** Start **

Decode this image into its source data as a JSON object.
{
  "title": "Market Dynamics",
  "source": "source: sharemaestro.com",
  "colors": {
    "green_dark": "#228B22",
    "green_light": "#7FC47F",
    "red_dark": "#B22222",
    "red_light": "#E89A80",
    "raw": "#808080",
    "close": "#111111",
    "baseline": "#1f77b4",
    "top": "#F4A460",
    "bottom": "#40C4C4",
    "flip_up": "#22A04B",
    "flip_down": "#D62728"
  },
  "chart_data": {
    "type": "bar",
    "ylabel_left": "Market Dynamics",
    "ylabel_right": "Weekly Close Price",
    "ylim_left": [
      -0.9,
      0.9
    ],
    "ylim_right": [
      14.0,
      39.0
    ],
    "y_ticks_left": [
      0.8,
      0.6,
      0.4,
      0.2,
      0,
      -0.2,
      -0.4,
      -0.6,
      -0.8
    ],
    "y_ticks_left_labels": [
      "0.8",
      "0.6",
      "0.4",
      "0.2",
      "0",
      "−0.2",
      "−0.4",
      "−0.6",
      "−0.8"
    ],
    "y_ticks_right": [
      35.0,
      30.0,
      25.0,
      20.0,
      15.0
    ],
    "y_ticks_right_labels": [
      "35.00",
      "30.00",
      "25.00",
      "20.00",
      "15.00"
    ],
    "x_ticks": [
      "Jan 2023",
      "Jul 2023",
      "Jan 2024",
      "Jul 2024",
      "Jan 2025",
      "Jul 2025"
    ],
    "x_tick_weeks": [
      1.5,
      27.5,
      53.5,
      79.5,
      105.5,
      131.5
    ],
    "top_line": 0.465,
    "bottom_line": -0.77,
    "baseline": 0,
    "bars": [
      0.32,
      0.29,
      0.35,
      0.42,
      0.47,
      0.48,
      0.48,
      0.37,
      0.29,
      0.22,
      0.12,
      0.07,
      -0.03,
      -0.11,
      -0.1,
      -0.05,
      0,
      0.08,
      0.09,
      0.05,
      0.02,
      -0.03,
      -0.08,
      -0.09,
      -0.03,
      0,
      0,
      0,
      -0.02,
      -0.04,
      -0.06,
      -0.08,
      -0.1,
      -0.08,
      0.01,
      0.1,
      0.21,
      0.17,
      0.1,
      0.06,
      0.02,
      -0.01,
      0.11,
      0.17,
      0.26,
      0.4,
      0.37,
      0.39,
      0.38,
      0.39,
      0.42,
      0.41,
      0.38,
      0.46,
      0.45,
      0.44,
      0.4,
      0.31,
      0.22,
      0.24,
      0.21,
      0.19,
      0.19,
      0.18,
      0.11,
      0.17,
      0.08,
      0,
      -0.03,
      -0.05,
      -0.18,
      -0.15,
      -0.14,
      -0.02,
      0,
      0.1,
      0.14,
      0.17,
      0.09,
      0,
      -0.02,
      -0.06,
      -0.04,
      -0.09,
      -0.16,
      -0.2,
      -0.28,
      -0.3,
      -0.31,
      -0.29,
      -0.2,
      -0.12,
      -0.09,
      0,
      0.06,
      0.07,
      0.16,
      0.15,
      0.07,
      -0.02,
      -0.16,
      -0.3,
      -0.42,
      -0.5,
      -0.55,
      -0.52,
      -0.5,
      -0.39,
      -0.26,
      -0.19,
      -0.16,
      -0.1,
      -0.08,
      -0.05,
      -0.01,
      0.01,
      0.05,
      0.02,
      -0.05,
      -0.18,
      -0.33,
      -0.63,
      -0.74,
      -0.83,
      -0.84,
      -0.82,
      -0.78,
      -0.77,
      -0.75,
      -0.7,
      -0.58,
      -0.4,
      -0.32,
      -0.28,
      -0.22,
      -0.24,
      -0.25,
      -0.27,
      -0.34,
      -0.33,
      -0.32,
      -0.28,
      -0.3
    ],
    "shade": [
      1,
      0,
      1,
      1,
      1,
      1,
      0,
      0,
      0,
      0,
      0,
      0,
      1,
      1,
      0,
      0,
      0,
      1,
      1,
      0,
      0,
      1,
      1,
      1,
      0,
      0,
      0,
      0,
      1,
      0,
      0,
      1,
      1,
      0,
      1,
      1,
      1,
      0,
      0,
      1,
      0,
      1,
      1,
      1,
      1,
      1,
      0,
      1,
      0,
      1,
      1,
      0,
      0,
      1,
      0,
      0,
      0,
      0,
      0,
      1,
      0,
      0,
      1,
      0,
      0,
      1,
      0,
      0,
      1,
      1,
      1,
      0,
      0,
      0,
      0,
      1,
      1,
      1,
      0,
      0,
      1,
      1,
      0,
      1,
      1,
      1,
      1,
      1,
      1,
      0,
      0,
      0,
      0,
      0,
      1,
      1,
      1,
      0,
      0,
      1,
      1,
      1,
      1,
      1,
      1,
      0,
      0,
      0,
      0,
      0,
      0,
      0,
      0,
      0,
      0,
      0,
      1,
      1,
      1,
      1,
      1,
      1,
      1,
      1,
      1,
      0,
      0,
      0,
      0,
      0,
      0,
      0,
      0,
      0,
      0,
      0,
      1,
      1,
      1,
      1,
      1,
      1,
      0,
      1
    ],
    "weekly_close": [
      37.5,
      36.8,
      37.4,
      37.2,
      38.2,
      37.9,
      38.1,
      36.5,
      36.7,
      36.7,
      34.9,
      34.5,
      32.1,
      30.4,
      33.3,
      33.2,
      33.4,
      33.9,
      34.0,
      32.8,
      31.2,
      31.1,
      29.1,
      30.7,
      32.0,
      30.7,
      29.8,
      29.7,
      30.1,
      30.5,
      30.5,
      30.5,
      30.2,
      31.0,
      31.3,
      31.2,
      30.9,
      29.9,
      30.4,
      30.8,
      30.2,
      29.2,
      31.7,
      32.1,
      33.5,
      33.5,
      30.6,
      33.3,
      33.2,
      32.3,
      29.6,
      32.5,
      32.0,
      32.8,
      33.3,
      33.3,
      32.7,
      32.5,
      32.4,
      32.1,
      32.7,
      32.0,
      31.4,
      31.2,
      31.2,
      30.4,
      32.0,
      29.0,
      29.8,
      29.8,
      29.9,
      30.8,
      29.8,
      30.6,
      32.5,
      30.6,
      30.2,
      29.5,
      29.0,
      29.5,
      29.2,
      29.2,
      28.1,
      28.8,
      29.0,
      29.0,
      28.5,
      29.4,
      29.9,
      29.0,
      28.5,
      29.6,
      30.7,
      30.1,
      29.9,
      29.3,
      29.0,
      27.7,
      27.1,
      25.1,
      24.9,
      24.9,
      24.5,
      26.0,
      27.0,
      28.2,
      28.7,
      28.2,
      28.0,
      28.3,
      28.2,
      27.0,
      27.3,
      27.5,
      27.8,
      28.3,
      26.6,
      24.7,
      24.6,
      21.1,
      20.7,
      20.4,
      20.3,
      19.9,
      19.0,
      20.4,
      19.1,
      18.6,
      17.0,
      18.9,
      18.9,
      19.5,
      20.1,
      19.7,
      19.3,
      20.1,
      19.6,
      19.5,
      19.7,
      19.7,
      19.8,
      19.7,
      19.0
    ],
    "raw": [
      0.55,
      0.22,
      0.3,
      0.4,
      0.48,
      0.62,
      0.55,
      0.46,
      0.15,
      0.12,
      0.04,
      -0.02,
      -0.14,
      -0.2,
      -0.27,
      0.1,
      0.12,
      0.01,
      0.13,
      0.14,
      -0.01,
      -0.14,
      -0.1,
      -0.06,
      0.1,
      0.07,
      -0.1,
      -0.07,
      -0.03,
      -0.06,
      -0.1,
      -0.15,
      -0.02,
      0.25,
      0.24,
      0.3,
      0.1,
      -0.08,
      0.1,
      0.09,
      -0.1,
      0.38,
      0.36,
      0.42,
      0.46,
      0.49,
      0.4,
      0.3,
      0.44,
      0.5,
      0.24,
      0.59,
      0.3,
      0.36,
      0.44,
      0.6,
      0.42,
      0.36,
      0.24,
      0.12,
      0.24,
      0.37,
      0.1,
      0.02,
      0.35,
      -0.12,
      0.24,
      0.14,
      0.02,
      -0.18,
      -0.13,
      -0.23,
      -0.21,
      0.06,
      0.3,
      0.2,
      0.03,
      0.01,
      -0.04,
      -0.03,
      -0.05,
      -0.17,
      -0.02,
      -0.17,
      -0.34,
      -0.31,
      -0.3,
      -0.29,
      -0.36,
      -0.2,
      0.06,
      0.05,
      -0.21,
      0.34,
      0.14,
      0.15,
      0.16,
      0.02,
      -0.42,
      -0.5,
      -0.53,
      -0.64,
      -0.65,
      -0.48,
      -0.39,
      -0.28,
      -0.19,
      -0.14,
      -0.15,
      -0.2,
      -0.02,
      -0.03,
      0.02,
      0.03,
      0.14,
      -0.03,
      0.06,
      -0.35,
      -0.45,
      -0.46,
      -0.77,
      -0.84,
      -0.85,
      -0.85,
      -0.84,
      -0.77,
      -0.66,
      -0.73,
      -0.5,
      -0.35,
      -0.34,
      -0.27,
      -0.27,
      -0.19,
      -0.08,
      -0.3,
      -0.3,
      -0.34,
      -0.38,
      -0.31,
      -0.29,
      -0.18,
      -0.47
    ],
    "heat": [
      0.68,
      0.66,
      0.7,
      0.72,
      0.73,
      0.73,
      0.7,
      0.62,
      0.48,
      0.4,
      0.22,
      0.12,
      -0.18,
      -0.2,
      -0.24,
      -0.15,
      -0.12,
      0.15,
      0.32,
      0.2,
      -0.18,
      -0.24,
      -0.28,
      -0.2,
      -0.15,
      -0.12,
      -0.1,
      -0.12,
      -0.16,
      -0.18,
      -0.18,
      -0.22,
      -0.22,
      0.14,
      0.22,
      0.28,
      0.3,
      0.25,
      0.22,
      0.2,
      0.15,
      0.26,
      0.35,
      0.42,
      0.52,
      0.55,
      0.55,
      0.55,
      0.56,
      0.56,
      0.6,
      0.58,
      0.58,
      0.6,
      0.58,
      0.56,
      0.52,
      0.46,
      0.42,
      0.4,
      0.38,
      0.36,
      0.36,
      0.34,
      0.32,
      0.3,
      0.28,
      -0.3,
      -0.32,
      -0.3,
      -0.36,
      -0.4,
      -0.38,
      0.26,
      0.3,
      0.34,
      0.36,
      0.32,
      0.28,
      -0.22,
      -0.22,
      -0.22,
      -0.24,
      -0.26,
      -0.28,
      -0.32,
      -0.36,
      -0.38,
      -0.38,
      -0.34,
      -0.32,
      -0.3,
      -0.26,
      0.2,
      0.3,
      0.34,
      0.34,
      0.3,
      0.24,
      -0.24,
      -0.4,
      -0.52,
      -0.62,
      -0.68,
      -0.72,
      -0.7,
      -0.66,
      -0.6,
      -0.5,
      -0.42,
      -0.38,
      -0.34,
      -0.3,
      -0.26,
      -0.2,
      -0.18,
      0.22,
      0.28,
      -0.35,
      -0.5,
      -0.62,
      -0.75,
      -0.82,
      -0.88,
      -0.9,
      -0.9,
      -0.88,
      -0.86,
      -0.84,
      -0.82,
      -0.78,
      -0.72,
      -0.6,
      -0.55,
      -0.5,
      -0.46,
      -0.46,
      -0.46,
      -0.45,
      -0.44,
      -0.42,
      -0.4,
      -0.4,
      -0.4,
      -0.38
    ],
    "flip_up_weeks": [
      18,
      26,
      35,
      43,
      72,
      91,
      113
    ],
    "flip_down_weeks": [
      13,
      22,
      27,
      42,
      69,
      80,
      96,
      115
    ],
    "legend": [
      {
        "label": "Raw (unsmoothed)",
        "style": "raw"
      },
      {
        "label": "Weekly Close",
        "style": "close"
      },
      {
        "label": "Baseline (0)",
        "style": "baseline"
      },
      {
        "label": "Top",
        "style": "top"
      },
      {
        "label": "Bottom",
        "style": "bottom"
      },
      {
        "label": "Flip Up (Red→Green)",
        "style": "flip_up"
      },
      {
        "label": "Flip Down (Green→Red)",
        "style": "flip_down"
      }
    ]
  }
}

** End **

* YOUR GOAL
Pick out the lines containing the string "source" and show them.

* FINAL RESULT
Decode this image into its source data as a JSON object.
  "source": "source: sharemaestro.com",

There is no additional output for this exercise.